__Task objective__
Search the material for the word "this" and copy each line that holds it.
>> START
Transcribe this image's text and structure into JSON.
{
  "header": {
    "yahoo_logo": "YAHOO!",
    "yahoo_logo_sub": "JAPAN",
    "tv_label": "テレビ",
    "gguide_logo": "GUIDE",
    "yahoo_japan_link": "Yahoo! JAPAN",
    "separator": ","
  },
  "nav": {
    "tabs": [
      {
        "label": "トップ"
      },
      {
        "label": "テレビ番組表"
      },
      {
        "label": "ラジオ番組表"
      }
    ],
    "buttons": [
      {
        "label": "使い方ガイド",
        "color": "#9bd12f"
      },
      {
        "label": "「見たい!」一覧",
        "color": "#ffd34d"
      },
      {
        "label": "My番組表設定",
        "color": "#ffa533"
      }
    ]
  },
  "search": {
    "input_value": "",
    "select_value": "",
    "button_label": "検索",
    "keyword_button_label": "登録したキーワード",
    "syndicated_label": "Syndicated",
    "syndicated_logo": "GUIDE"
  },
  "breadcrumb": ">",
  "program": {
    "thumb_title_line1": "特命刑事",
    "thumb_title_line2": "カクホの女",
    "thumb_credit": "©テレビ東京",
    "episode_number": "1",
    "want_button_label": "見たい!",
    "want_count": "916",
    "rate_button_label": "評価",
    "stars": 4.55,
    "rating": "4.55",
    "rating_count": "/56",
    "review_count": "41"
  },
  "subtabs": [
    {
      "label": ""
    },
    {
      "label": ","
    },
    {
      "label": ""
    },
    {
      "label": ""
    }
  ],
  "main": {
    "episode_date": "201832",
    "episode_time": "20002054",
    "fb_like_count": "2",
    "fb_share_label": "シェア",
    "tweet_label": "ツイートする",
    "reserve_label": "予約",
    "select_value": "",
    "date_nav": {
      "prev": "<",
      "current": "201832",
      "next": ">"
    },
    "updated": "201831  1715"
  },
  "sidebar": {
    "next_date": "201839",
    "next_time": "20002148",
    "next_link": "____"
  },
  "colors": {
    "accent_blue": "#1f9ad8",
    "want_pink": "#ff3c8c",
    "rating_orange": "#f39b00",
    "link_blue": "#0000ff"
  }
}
>> END
>> START
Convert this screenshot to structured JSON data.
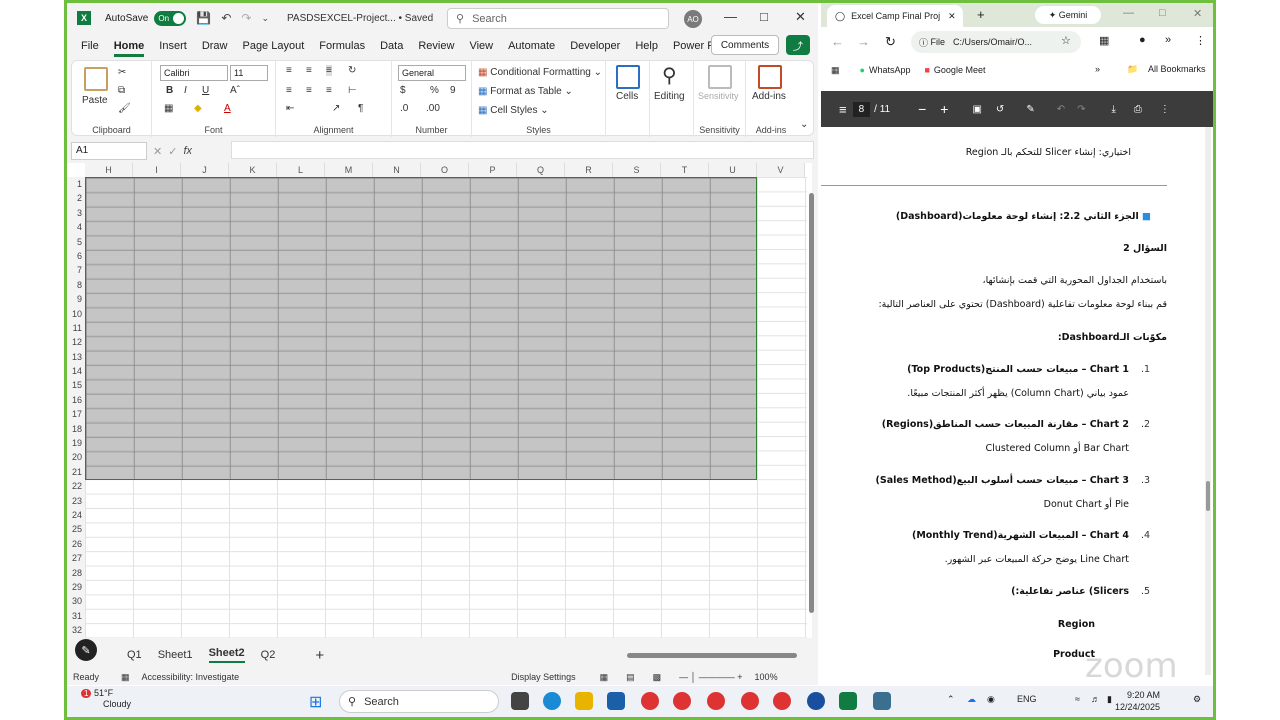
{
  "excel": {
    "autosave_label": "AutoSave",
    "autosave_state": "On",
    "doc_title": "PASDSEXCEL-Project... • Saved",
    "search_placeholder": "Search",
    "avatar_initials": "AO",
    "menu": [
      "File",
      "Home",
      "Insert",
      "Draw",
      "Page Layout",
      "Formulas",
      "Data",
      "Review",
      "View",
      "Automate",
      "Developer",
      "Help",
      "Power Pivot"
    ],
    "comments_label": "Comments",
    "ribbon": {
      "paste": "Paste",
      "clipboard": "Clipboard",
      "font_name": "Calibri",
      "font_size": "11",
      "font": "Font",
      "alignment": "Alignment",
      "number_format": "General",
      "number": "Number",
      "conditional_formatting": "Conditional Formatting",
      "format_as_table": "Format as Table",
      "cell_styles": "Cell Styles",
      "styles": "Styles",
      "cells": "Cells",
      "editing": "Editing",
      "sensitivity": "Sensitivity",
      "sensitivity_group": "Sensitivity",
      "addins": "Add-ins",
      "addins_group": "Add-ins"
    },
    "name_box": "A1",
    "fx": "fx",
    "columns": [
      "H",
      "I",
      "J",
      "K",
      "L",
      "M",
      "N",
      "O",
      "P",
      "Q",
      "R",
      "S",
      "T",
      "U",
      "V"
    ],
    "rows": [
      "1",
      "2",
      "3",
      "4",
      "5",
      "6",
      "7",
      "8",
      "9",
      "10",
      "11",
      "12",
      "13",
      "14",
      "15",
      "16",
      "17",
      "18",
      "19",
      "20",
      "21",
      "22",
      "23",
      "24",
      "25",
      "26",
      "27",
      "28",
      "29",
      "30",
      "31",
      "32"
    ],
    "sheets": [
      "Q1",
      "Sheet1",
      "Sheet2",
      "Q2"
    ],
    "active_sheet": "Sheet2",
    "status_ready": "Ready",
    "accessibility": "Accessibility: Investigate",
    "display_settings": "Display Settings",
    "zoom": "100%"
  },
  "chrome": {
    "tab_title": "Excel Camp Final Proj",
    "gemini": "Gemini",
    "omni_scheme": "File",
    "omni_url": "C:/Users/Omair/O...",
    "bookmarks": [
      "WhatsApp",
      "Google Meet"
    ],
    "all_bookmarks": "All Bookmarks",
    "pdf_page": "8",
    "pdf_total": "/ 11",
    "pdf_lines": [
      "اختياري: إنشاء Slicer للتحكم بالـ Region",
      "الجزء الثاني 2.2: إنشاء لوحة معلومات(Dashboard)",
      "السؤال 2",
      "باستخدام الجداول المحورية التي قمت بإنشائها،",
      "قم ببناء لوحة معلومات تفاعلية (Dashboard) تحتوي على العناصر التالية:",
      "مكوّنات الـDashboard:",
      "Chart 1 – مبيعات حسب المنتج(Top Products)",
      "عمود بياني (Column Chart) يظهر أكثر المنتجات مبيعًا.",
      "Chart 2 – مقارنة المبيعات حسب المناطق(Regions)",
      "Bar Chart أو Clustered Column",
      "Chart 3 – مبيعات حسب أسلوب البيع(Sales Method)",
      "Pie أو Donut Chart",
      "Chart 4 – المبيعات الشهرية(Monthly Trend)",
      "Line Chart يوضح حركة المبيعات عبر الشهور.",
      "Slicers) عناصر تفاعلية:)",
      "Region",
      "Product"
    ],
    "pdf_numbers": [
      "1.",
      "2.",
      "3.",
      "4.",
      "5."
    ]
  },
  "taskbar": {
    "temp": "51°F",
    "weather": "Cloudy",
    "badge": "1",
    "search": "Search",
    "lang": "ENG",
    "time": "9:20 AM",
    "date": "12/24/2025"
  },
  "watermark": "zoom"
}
>> END
>> START
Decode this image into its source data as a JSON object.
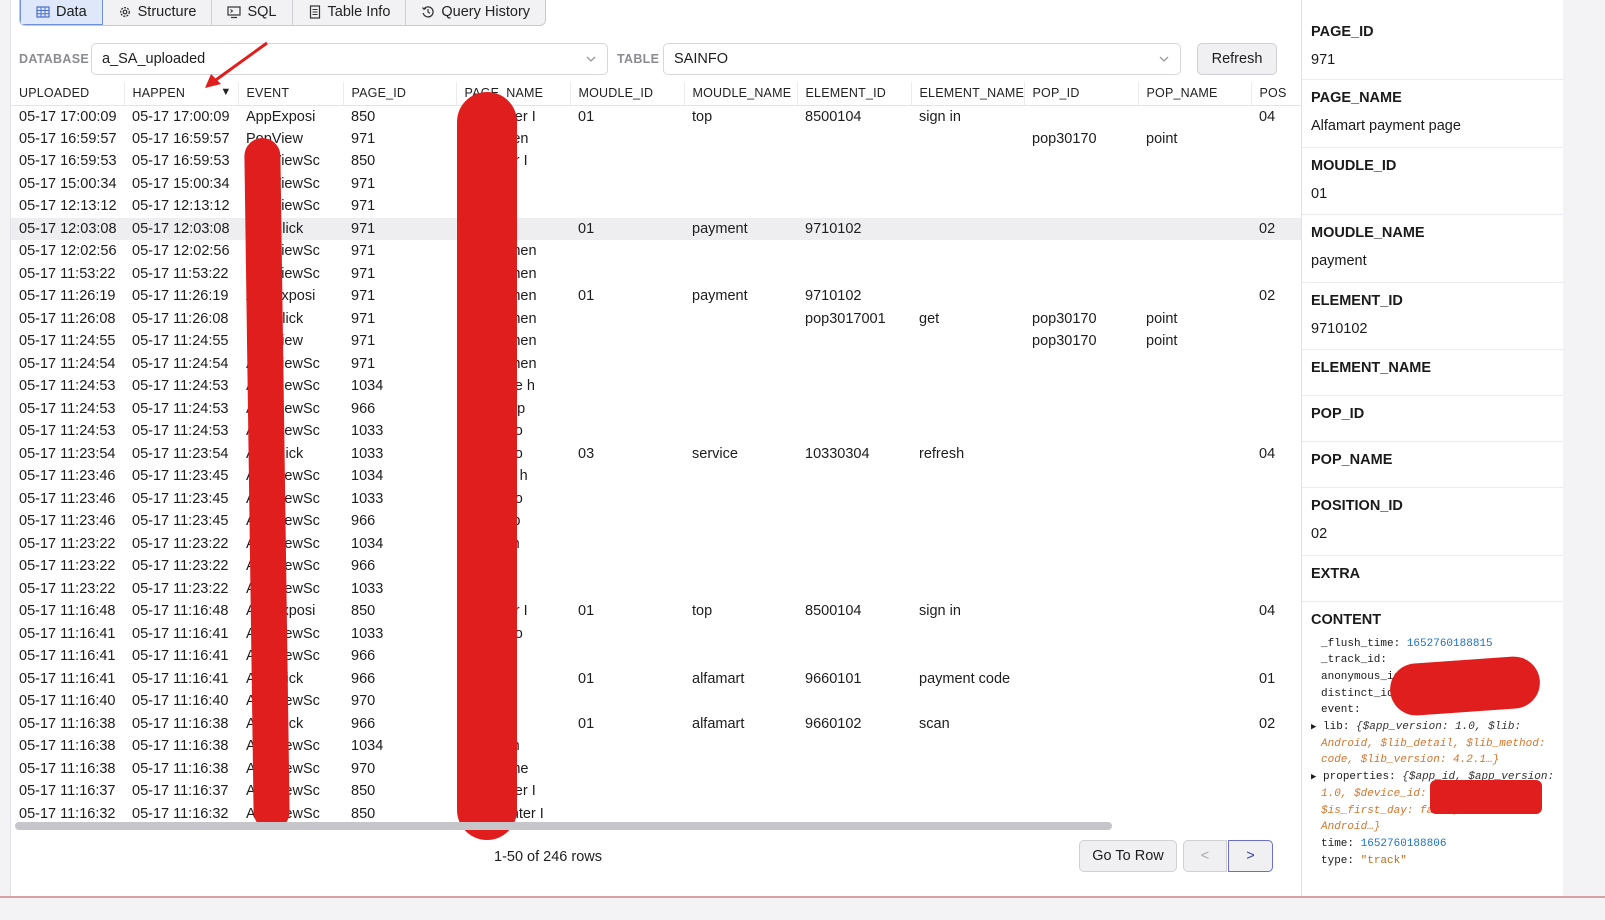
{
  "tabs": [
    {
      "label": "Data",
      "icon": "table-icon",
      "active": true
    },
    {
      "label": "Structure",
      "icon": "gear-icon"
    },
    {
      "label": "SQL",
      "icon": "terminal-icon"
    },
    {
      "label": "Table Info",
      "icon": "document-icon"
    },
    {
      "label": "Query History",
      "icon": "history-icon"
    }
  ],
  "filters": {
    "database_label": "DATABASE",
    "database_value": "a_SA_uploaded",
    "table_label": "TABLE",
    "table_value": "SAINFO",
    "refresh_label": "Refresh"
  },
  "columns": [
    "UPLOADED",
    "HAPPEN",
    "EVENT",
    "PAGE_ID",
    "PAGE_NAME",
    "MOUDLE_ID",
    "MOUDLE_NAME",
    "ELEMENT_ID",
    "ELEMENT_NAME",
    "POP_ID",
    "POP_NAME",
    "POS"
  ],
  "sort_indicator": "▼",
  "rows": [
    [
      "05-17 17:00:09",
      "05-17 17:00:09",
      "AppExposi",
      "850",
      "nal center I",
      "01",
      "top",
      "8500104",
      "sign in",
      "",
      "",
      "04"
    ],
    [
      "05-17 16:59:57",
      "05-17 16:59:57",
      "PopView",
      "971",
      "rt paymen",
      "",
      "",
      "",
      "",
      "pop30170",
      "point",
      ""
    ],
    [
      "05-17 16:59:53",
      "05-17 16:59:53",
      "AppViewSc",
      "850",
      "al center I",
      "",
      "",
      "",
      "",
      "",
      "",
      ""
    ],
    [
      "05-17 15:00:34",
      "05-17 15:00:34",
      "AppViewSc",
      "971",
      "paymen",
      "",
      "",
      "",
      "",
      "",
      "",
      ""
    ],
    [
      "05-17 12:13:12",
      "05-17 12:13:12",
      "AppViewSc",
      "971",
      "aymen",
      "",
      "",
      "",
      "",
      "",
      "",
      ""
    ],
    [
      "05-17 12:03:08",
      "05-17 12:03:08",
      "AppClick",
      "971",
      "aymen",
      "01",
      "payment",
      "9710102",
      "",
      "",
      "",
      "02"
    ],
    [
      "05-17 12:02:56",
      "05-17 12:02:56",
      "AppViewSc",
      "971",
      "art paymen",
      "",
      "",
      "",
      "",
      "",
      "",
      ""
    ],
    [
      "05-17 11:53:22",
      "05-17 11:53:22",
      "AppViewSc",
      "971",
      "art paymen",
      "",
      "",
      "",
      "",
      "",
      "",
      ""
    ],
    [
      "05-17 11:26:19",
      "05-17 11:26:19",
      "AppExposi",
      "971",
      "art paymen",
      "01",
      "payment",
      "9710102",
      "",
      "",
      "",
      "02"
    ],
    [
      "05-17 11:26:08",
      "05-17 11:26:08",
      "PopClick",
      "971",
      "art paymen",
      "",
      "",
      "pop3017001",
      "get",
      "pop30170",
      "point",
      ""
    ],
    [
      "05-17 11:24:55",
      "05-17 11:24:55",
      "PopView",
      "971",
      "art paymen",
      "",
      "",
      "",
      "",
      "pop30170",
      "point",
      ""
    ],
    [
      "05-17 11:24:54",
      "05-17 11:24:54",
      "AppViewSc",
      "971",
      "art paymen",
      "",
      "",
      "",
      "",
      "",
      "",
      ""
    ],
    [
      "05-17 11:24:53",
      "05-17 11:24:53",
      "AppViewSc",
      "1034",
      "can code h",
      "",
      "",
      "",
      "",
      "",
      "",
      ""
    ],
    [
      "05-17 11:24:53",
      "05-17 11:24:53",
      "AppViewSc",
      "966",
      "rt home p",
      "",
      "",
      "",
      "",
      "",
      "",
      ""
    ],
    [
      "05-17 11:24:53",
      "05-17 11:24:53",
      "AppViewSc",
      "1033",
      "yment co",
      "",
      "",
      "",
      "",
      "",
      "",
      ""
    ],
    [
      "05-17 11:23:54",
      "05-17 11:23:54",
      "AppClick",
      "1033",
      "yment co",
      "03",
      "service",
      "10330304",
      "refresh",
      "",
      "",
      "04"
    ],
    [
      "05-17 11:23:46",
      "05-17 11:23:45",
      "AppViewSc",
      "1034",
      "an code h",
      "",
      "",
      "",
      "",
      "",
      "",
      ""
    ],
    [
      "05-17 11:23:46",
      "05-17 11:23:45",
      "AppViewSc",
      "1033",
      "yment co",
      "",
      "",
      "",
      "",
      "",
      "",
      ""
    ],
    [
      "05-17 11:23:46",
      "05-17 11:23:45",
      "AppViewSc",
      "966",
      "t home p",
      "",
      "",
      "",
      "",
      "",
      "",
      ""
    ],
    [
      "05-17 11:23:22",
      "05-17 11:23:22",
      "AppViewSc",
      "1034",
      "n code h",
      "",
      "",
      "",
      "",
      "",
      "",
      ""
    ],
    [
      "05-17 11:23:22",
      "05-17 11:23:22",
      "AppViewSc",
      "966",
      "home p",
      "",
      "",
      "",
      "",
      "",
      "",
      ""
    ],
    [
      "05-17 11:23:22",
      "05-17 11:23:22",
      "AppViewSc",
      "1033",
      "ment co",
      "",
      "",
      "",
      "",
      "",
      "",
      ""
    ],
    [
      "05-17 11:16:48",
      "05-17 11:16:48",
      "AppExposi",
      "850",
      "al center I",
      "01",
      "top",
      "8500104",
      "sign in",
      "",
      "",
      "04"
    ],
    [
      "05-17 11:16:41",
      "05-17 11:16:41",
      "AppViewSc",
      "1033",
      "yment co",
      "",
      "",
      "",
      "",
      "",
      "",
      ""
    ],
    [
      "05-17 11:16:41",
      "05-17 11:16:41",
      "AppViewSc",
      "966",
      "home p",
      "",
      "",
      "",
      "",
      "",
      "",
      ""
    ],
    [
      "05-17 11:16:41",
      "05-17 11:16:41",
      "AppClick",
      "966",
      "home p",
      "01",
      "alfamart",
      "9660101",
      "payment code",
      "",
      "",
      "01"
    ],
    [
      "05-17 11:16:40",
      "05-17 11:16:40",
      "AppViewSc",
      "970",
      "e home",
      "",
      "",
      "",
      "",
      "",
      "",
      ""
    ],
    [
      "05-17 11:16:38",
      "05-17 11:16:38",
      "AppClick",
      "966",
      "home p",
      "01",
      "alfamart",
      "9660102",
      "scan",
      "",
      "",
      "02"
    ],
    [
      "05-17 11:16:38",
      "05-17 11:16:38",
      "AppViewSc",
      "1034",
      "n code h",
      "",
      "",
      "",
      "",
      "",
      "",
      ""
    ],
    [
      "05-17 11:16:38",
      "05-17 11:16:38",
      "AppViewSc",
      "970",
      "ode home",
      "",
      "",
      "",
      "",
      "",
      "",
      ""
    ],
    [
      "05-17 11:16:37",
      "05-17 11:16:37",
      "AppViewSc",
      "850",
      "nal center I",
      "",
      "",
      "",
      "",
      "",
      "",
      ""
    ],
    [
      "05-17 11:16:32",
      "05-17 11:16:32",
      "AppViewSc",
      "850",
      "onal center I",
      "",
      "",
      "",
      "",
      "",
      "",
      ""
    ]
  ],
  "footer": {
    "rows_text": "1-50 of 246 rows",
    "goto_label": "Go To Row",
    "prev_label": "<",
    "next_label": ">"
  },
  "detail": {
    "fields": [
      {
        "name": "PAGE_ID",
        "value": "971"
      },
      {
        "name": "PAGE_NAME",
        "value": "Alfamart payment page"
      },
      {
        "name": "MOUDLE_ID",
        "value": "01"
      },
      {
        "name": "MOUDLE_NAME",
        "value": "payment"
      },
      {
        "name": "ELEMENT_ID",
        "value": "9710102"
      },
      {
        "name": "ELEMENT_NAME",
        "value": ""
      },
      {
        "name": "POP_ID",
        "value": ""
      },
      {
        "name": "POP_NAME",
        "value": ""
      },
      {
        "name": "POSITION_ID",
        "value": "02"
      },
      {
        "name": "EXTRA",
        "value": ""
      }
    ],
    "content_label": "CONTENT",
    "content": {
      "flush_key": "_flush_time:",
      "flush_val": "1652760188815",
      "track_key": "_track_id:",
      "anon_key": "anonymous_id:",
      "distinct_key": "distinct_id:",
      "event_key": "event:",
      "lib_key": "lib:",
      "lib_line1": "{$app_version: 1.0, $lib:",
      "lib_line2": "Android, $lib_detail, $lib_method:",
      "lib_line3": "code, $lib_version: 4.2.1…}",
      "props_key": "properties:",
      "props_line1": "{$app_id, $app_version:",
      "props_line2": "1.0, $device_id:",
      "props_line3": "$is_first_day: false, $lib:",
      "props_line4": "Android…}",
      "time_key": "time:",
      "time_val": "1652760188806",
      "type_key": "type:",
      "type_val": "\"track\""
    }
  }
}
>> END
__Right answer__
Transcribe this image's text and structure into JSON.
Convert this screenshot to structured JSON data.
Decode this image into its source data as a JSON object.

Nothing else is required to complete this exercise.